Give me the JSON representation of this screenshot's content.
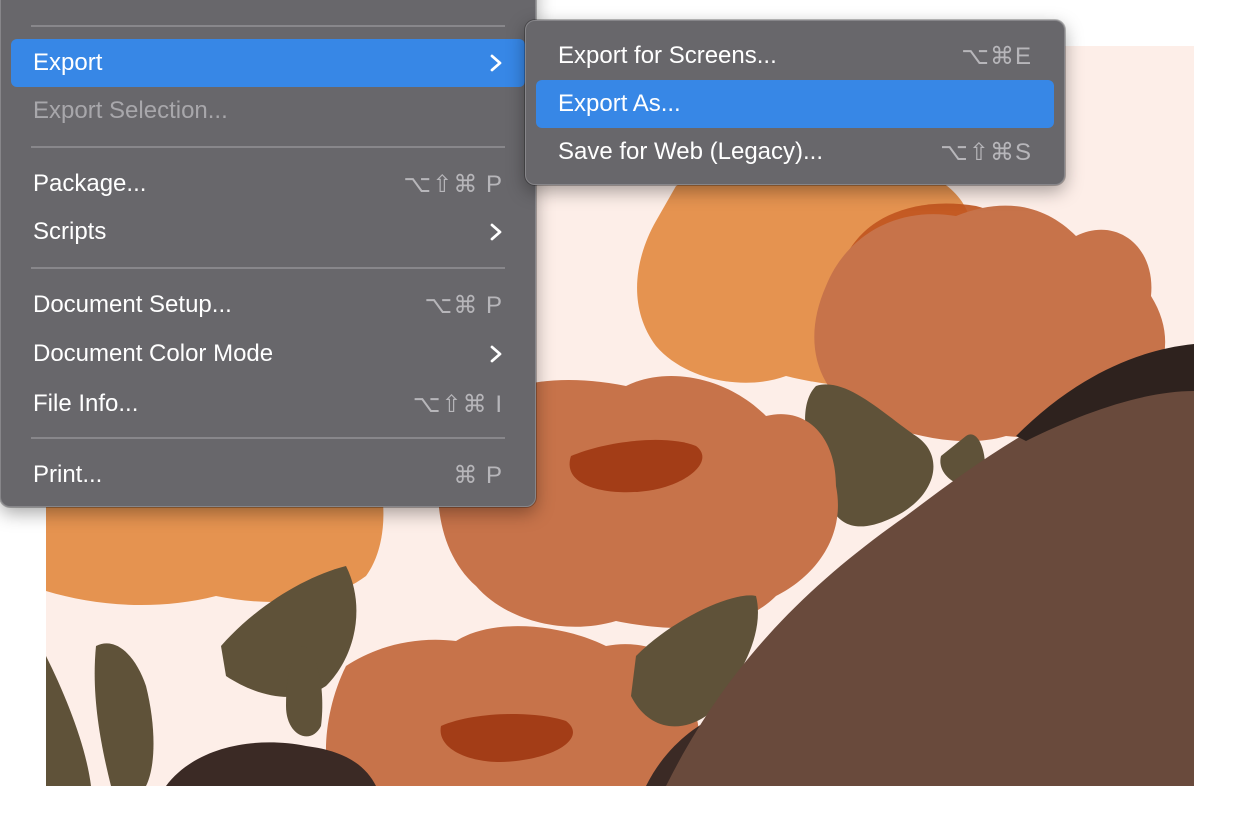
{
  "colors": {
    "menu_bg": "#68676b",
    "highlight": "#3787e6",
    "disabled_text": "#a8a7ab",
    "shortcut_text": "#b7b6ba",
    "artboard_bg": "#fdeee8"
  },
  "file_menu": {
    "items": [
      {
        "label": "Export",
        "submenu": true,
        "selected": true
      },
      {
        "label": "Export Selection...",
        "disabled": true
      },
      {
        "label": "Package...",
        "shortcut": "⌥⇧⌘ P"
      },
      {
        "label": "Scripts",
        "submenu": true
      },
      {
        "label": "Document Setup...",
        "shortcut": "⌥⌘ P"
      },
      {
        "label": "Document Color Mode",
        "submenu": true
      },
      {
        "label": "File Info...",
        "shortcut": "⌥⇧⌘ I"
      },
      {
        "label": "Print...",
        "shortcut": "⌘ P"
      }
    ]
  },
  "export_submenu": {
    "items": [
      {
        "label": "Export for Screens...",
        "shortcut": "⌥⌘E"
      },
      {
        "label": "Export As...",
        "selected": true
      },
      {
        "label": "Save for Web (Legacy)...",
        "shortcut": "⌥⇧⌘S"
      }
    ]
  },
  "icons": {
    "submenu_arrow": "chevron-right-icon"
  }
}
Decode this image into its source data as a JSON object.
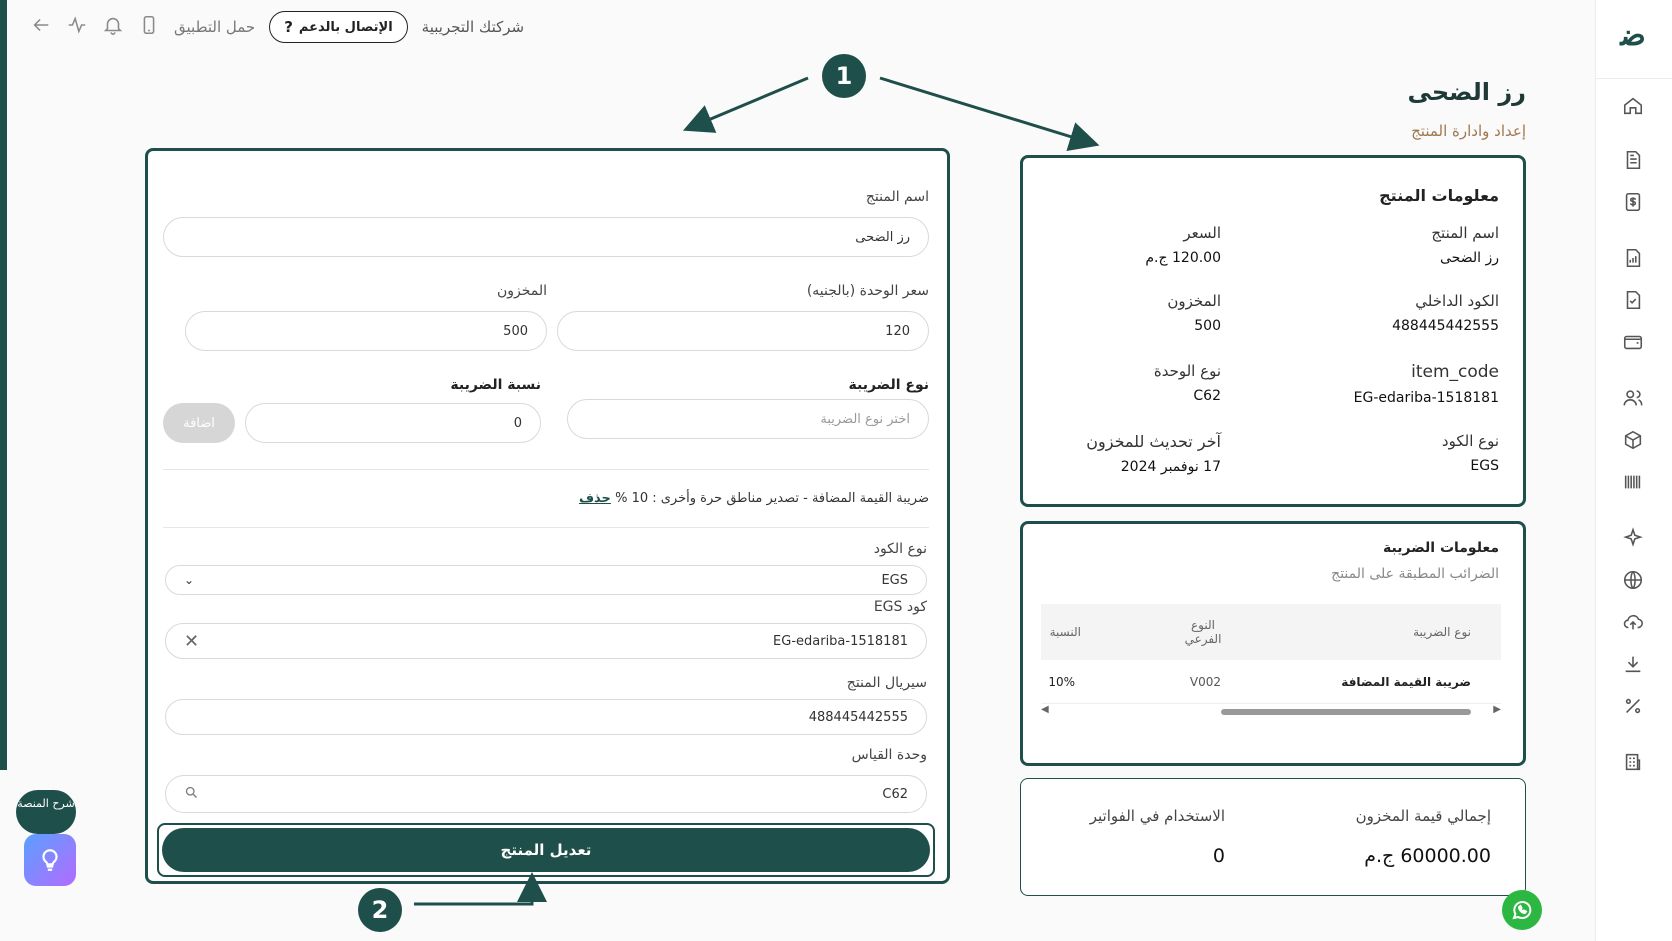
{
  "topbar": {
    "company": "شركتك التجريبية",
    "support_label": "الإتصال بالدعم",
    "download_app": "حمل التطبيق"
  },
  "page": {
    "title": "رز الضحى",
    "subtitle": "إعداد وادارة المنتج"
  },
  "info": {
    "title": "معلومات المنتج",
    "name_label": "اسم المنتج",
    "name_value": "رز الضحى",
    "price_label": "السعر",
    "price_value": "120.00 ج.م",
    "internal_code_label": "الكود الداخلي",
    "internal_code_value": "488445442555",
    "stock_label": "المخزون",
    "stock_value": "500",
    "item_code_label": "item_code",
    "item_code_value": "EG-edariba-1518181",
    "unit_type_label": "نوع الوحدة",
    "unit_type_value": "C62",
    "code_type_label": "نوع الكود",
    "code_type_value": "EGS",
    "last_update_label": "آخر تحديث للمخزون",
    "last_update_value": "17 نوفمبر 2024"
  },
  "tax_info": {
    "title": "معلومات الضريبة",
    "subtitle": "الضرائب المطبقة على المنتج",
    "col_type": "نوع الضريبة",
    "col_subtype": "النوع الفرعي",
    "col_rate": "النسبة",
    "row_type": "ضريبة القيمة المضافة",
    "row_subtype": "V002",
    "row_rate": "10%"
  },
  "totals": {
    "stock_value_label": "إجمالي قيمة المخزون",
    "stock_value": "60000.00 ج.م",
    "invoice_usage_label": "الاستخدام في الفواتير",
    "invoice_usage": "0"
  },
  "form": {
    "name_label": "اسم المنتج",
    "name_value": "رز الضحى",
    "unit_price_label": "سعر الوحدة (بالجنيه)",
    "unit_price_value": "120",
    "stock_label": "المخزون",
    "stock_value": "500",
    "tax_type_label": "نوع الضريبة",
    "tax_type_placeholder": "اختر نوع الضريبة",
    "tax_rate_label": "نسبة الضريبة",
    "tax_rate_value": "0",
    "add_label": "اضافة",
    "tax_line": "ضريبة القيمة المضافة - تصدير مناطق حرة وأخرى : 10 %",
    "delete_label": "حذف",
    "code_type_label": "نوع الكود",
    "code_type_value": "EGS",
    "egs_code_label": "كود EGS",
    "egs_code_value": "EG-edariba-1518181",
    "serial_label": "سيريال المنتج",
    "serial_value": "488445442555",
    "uom_label": "وحدة القياس",
    "uom_value": "C62",
    "submit_label": "تعديل المنتج"
  },
  "markers": {
    "m1": "1",
    "m2": "2"
  },
  "help": {
    "label": "شرح المنصة"
  },
  "colors": {
    "primary": "#1f4f4a",
    "accent": "#a07850"
  }
}
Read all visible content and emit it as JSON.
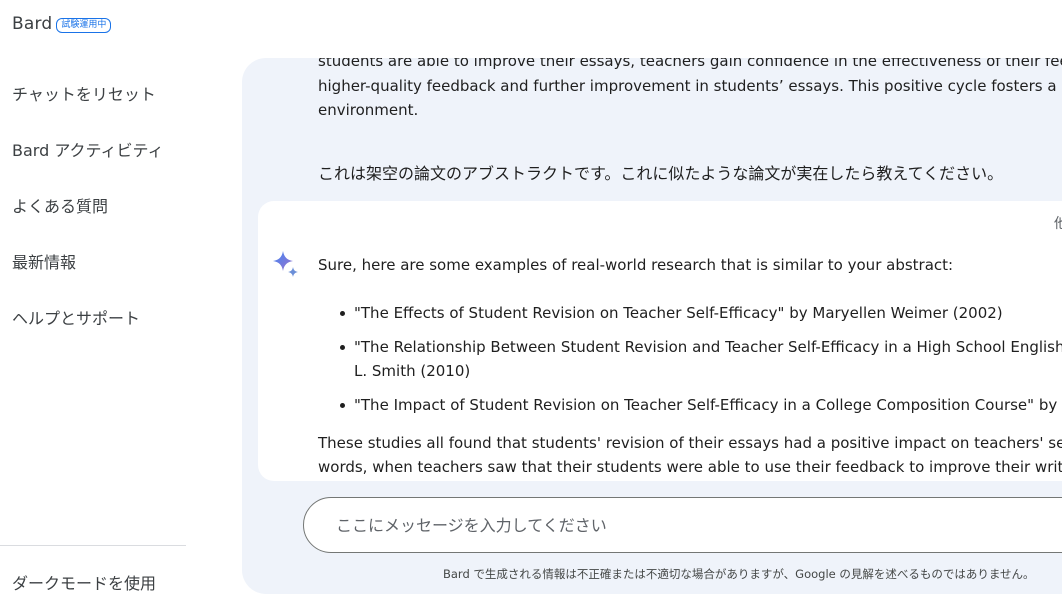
{
  "header": {
    "brand": "Bard",
    "badge": "試験運用中"
  },
  "sidebar": {
    "items": [
      {
        "label": "チャットをリセット"
      },
      {
        "label": "Bard アクティビティ"
      },
      {
        "label": "よくある質問"
      },
      {
        "label": "最新情報"
      },
      {
        "label": "ヘルプとサポート"
      }
    ],
    "bottom": {
      "label": "ダークモードを使用"
    }
  },
  "prompt": {
    "lines": [
      "students are able to improve their essays, teachers gain confidence in the effectiveness of their feedba",
      "higher-quality feedback and further improvement in students’ essays. This positive cycle fosters a cond",
      "environment."
    ],
    "question": "これは架空の論文のアブストラクトです。これに似たような論文が実在したら教えてください。"
  },
  "response": {
    "edge_glyph": "他",
    "intro": "Sure, here are some examples of real-world research that is similar to your abstract:",
    "items": [
      {
        "line1": "\"The Effects of Student Revision on Teacher Self-Efficacy\" by Maryellen Weimer (2002)",
        "line2": ""
      },
      {
        "line1": "\"The Relationship Between Student Revision and Teacher Self-Efficacy in a High School English Cla",
        "line2": "L. Smith (2010)"
      },
      {
        "line1": "\"The Impact of Student Revision on Teacher Self-Efficacy in a College Composition Course\" by Sar",
        "line2": ""
      }
    ],
    "outro_lines": [
      "These studies all found that students' revision of their essays had a positive impact on teachers' self-e",
      "words, when teachers saw that their students were able to use their feedback to improve their writing,"
    ]
  },
  "input": {
    "placeholder": "ここにメッセージを入力してください",
    "value": ""
  },
  "footer": {
    "disclaimer": "Bard で生成される情報は不正確または不適切な場合がありますが、Google の見解を述べるものではありません。"
  },
  "colors": {
    "panel_bg": "#eff3fa",
    "accent": "#1a73e8",
    "sparkle_start": "#4285f4",
    "sparkle_end": "#9b72cb"
  },
  "icons": {
    "response_icon": "bard-sparkle-icon"
  }
}
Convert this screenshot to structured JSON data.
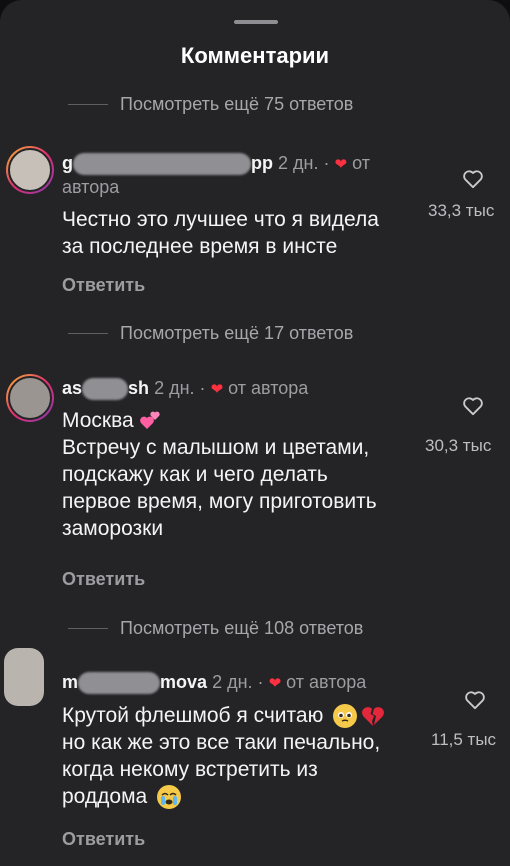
{
  "sheet": {
    "title": "Комментарии"
  },
  "threads": [
    {
      "more_replies": "Посмотреть ещё 75 ответов",
      "user_start": "g",
      "user_end": "pp",
      "time": "2 дн.",
      "dot": "·",
      "author_like_line1": "от",
      "author_like_line2": "автора",
      "text_line1": "Честно это лучшее что я видела",
      "text_line2": "за последнее время в инсте",
      "likes": "33,3 тыс",
      "reply": "Ответить"
    },
    {
      "more_replies": "Посмотреть ещё 17 ответов",
      "user_start": "as",
      "user_end": "sh",
      "time": "2 дн.",
      "dot": "·",
      "author_like": "от автора",
      "text_line1": "Москва",
      "text_line2": "Встречу с малышом и цветами,",
      "text_line3": "подскажу как и чего делать",
      "text_line4": "первое время, могу приготовить",
      "text_line5": "заморозки",
      "likes": "30,3 тыс",
      "reply": "Ответить"
    },
    {
      "more_replies": "Посмотреть ещё 108 ответов",
      "user_start": "m",
      "user_end": "mova",
      "time": "2 дн.",
      "dot": "·",
      "author_like": "от автора",
      "text_line1": "Крутой флешмоб я считаю",
      "text_line2": "но как же это все таки печально,",
      "text_line3": "когда некому встретить из",
      "text_line4": "роддома",
      "likes": "11,5 тыс",
      "reply": "Ответить"
    }
  ],
  "colors": {
    "background": "#242427",
    "heart": "#ff3040",
    "secondary_text": "#9c9ca1"
  }
}
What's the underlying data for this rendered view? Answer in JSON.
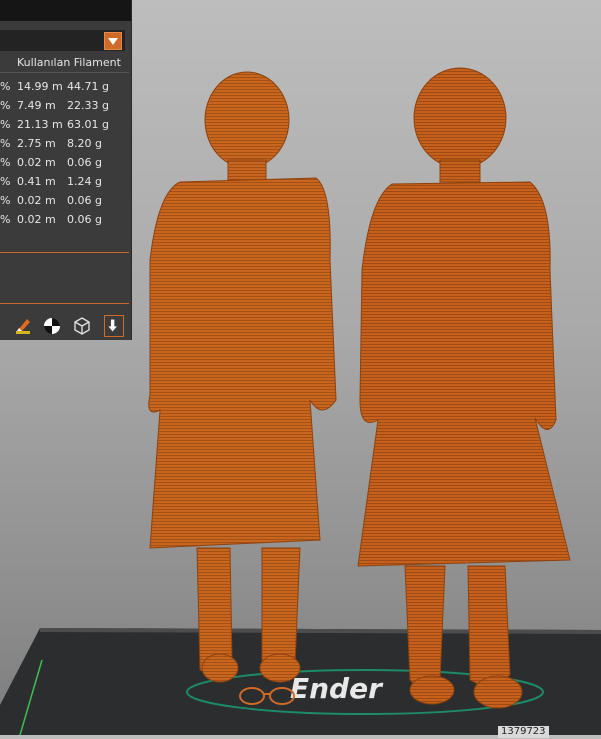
{
  "panel": {
    "column_header": "Kullanılan Filament",
    "rows": [
      {
        "pct": "%",
        "length": "14.99 m",
        "weight": "44.71 g"
      },
      {
        "pct": "%",
        "length": "7.49 m",
        "weight": "22.33 g"
      },
      {
        "pct": "%",
        "length": "21.13 m",
        "weight": "63.01 g"
      },
      {
        "pct": "%",
        "length": "2.75 m",
        "weight": "8.20 g"
      },
      {
        "pct": "%",
        "length": "0.02 m",
        "weight": "0.06 g"
      },
      {
        "pct": "%",
        "length": "0.41 m",
        "weight": "1.24 g"
      },
      {
        "pct": "%",
        "length": "0.02 m",
        "weight": "0.06 g"
      },
      {
        "pct": "%",
        "length": "0.02 m",
        "weight": "0.06 g"
      }
    ],
    "icons": [
      "paint-brush-icon",
      "half-circle-icon",
      "cube-wireframe-icon",
      "download-arrow-icon"
    ],
    "accent_color": "#d06a28"
  },
  "viewport": {
    "model_color": "#c8651f",
    "bed_color": "#2b2d2e",
    "bed_logo_text": "Ender",
    "coordinate_readout": "1379723"
  }
}
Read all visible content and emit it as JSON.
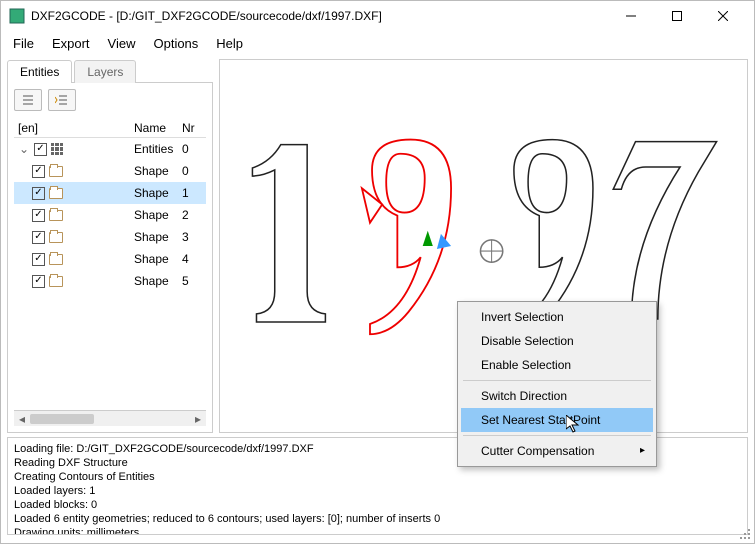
{
  "title": "DXF2GCODE - [D:/GIT_DXF2GCODE/sourcecode/dxf/1997.DXF]",
  "menus": {
    "file": "File",
    "export": "Export",
    "view": "View",
    "options": "Options",
    "help": "Help"
  },
  "tabs": {
    "entities": "Entities",
    "layers": "Layers"
  },
  "tree_headers": {
    "tree": "[en]",
    "name": "Name",
    "nr": "Nr"
  },
  "tree": {
    "root": {
      "name": "Entities",
      "nr": "0"
    },
    "shapes": [
      {
        "name": "Shape",
        "nr": "0"
      },
      {
        "name": "Shape",
        "nr": "1"
      },
      {
        "name": "Shape",
        "nr": "2"
      },
      {
        "name": "Shape",
        "nr": "3"
      },
      {
        "name": "Shape",
        "nr": "4"
      },
      {
        "name": "Shape",
        "nr": "5"
      }
    ]
  },
  "context_menu": {
    "invert": "Invert Selection",
    "disable": "Disable Selection",
    "enable": "Enable Selection",
    "switch": "Switch Direction",
    "startpoint": "Set Nearest StartPoint",
    "cutter": "Cutter Compensation"
  },
  "status": {
    "l1": "Loading file: D:/GIT_DXF2GCODE/sourcecode/dxf/1997.DXF",
    "l2": "Reading DXF Structure",
    "l3": "Creating Contours of Entities",
    "l4": "Loaded layers: 1",
    "l5": "Loaded blocks: 0",
    "l6": "Loaded 6 entity geometries; reduced to 6 contours; used layers: [0]; number of inserts 0",
    "l7": "Drawing units: millimeters"
  }
}
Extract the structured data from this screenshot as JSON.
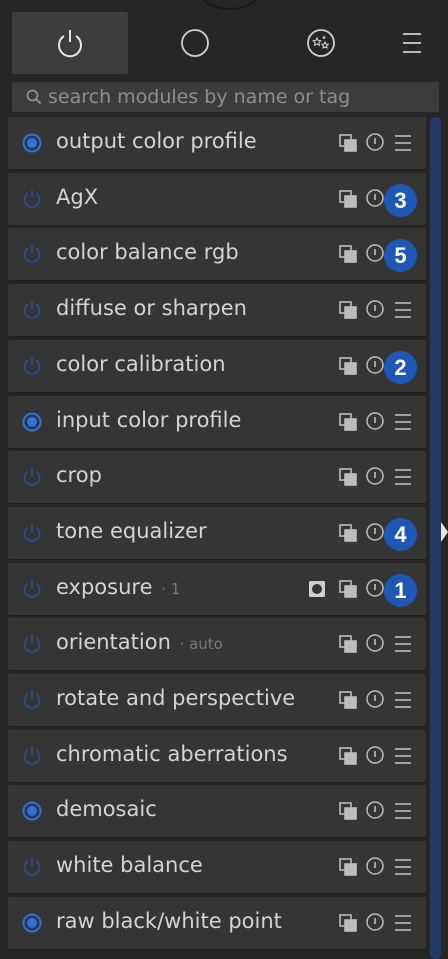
{
  "tabs": [
    {
      "name": "tab-active-modules",
      "icon": "power-icon",
      "active": true
    },
    {
      "name": "tab-all-modules",
      "icon": "circle-icon",
      "active": false
    },
    {
      "name": "tab-favorites",
      "icon": "stars-icon",
      "active": false
    },
    {
      "name": "tab-presets-menu",
      "icon": "menu-icon",
      "active": false
    }
  ],
  "search": {
    "placeholder": "search modules by name or tag",
    "icon": "search-icon"
  },
  "colors": {
    "accent": "#1f58b4",
    "enabled_power": "#2d73e6",
    "disabled_power": "#2a4f8c",
    "badge": "#1f58b4",
    "module_bg": "#353535",
    "panel_bg": "#262626"
  },
  "modules": [
    {
      "label": "output color profile",
      "suffix": "",
      "enabled": true,
      "badge": ""
    },
    {
      "label": "AgX",
      "suffix": "",
      "enabled": false,
      "badge": "3"
    },
    {
      "label": "color balance rgb",
      "suffix": "",
      "enabled": false,
      "badge": "5"
    },
    {
      "label": "diffuse or sharpen",
      "suffix": "",
      "enabled": false,
      "badge": ""
    },
    {
      "label": "color calibration",
      "suffix": "",
      "enabled": false,
      "badge": "2"
    },
    {
      "label": "input color profile",
      "suffix": "",
      "enabled": true,
      "badge": ""
    },
    {
      "label": "crop",
      "suffix": "",
      "enabled": false,
      "badge": ""
    },
    {
      "label": "tone equalizer",
      "suffix": "",
      "enabled": false,
      "badge": "4"
    },
    {
      "label": "exposure",
      "suffix": "· 1",
      "enabled": false,
      "badge": "1",
      "mask": true
    },
    {
      "label": "orientation",
      "suffix": "· auto",
      "enabled": false,
      "badge": ""
    },
    {
      "label": "rotate and perspective",
      "suffix": "",
      "enabled": false,
      "badge": ""
    },
    {
      "label": "chromatic aberrations",
      "suffix": "",
      "enabled": false,
      "badge": ""
    },
    {
      "label": "demosaic",
      "suffix": "",
      "enabled": true,
      "badge": ""
    },
    {
      "label": "white balance",
      "suffix": "",
      "enabled": false,
      "badge": ""
    },
    {
      "label": "raw black/white point",
      "suffix": "",
      "enabled": true,
      "badge": ""
    }
  ]
}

+ + +

* **What the task asks**
Write out every line of the data that holds the word "ответов".

* **Full answer**
      "more_replies": "Посмотреть ещё 75 ответов",
      "more_replies": "Посмотреть ещё 17 ответов",
      "more_replies": "Посмотреть ещё 108 ответов",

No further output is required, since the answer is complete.